_WORK REQUIRED:_ Write out all of the entries exactly, please.

....................

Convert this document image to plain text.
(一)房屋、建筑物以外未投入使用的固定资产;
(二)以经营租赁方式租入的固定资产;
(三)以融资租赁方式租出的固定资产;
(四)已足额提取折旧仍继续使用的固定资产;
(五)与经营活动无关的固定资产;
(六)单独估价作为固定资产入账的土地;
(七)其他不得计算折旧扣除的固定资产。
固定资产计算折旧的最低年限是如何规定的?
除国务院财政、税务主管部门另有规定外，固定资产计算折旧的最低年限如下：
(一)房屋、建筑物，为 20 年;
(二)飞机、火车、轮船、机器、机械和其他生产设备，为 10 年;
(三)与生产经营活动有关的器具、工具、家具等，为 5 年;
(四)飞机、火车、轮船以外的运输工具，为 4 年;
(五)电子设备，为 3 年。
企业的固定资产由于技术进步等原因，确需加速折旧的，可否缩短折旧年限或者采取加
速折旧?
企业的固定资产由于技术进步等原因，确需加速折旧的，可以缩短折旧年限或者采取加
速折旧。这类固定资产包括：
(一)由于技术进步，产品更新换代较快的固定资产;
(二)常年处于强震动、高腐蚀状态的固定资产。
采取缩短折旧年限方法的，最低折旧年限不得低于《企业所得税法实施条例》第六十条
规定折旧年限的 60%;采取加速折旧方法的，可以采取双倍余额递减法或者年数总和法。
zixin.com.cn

....................

_PROBLEM SOLUTION:_
Convert this document image to plain text.
(一)房屋、建筑物以外未投入使用的固定资产;
(二)以经营租赁方式租入的固定资产;
(三)以融资租赁方式租出的固定资产;
(四)已足额提取折旧仍继续使用的固定资产;
(五)与经营活动无关的固定资产;
(六)单独估价作为固定资产入账的土地;
(七)其他不得计算折旧扣除的固定资产。
固定资产计算折旧的最低年限是如何规定的?
除国务院财政、税务主管部门另有规定外，固定资产计算折旧的最低年限如下：
(一)房屋、建筑物，为 20 年;
(二)飞机、火车、轮船、机器、机械和其他生产设备，为 10 年;
(三)与生产经营活动有关的器具、工具、家具等，为 5 年;
(四)飞机、火车、轮船以外的运输工具，为 4 年;
(五)电子设备，为 3 年。
企业的固定资产由于技术进步等原因，确需加速折旧的，可否缩短折旧年限或者采取加
速折旧?
企业的固定资产由于技术进步等原因，确需加速折旧的，可以缩短折旧年限或者采取加
速折旧。这类固定资产包括：
(一)由于技术进步，产品更新换代较快的固定资产;
(二)常年处于强震动、高腐蚀状态的固定资产。
采取缩短折旧年限方法的，最低折旧年限不得低于《企业所得税法实施条例》第六十条
规定折旧年限的 60%;采取加速折旧方法的，可以采取双倍余额递减法或者年数总和法。
zixin.com.cn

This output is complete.